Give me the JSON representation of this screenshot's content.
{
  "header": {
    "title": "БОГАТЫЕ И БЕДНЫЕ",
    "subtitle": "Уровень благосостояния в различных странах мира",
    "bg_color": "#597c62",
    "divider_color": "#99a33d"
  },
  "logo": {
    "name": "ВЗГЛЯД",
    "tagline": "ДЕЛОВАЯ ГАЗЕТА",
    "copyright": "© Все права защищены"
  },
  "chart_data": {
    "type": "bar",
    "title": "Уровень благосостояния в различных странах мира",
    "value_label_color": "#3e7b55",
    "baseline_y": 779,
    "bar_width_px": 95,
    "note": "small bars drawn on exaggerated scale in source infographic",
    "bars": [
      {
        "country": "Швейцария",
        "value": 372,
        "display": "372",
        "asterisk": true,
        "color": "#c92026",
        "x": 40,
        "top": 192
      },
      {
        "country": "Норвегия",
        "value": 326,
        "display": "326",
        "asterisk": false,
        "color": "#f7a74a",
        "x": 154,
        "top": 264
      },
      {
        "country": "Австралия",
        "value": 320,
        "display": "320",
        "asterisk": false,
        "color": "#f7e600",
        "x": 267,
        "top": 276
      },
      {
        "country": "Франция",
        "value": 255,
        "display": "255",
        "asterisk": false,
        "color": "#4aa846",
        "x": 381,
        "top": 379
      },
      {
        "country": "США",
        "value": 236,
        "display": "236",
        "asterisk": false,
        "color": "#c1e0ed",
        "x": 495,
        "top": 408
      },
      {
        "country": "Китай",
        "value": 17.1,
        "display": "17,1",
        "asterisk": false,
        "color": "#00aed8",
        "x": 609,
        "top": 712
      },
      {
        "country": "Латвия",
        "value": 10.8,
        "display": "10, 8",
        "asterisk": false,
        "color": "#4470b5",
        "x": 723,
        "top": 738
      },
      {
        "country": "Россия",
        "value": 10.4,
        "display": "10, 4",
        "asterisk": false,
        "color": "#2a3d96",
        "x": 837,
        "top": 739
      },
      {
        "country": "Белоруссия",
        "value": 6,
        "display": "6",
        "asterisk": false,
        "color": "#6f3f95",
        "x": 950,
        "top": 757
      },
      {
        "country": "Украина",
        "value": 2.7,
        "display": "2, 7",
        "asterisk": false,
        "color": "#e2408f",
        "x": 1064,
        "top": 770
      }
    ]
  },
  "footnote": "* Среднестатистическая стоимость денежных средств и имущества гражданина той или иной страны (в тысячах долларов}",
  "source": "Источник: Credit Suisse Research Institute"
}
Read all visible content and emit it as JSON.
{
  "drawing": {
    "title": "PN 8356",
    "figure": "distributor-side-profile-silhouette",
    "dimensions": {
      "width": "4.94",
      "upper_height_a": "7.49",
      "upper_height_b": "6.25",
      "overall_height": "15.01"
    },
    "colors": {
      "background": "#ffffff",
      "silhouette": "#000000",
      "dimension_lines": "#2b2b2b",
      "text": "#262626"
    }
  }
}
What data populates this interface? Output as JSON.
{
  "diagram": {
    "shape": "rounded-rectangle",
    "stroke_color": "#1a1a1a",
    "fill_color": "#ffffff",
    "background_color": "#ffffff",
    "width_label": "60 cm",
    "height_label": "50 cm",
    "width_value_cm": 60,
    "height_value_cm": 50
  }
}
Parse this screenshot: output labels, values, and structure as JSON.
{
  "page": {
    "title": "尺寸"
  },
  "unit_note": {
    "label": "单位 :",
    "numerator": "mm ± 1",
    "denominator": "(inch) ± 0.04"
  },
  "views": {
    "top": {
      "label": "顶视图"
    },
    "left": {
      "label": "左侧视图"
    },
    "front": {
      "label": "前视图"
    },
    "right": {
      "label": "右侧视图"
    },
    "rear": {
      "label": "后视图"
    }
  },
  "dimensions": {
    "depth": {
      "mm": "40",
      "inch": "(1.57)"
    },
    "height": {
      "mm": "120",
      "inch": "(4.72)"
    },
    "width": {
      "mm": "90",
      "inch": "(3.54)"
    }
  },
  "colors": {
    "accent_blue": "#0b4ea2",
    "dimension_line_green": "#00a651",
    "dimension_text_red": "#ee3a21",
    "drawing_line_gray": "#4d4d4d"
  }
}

= = =

Extract each line holding the string "screenshot".

Give me the JSON representation of this screenshot's content.
Parse this screenshot: output labels, values, and structure as JSON.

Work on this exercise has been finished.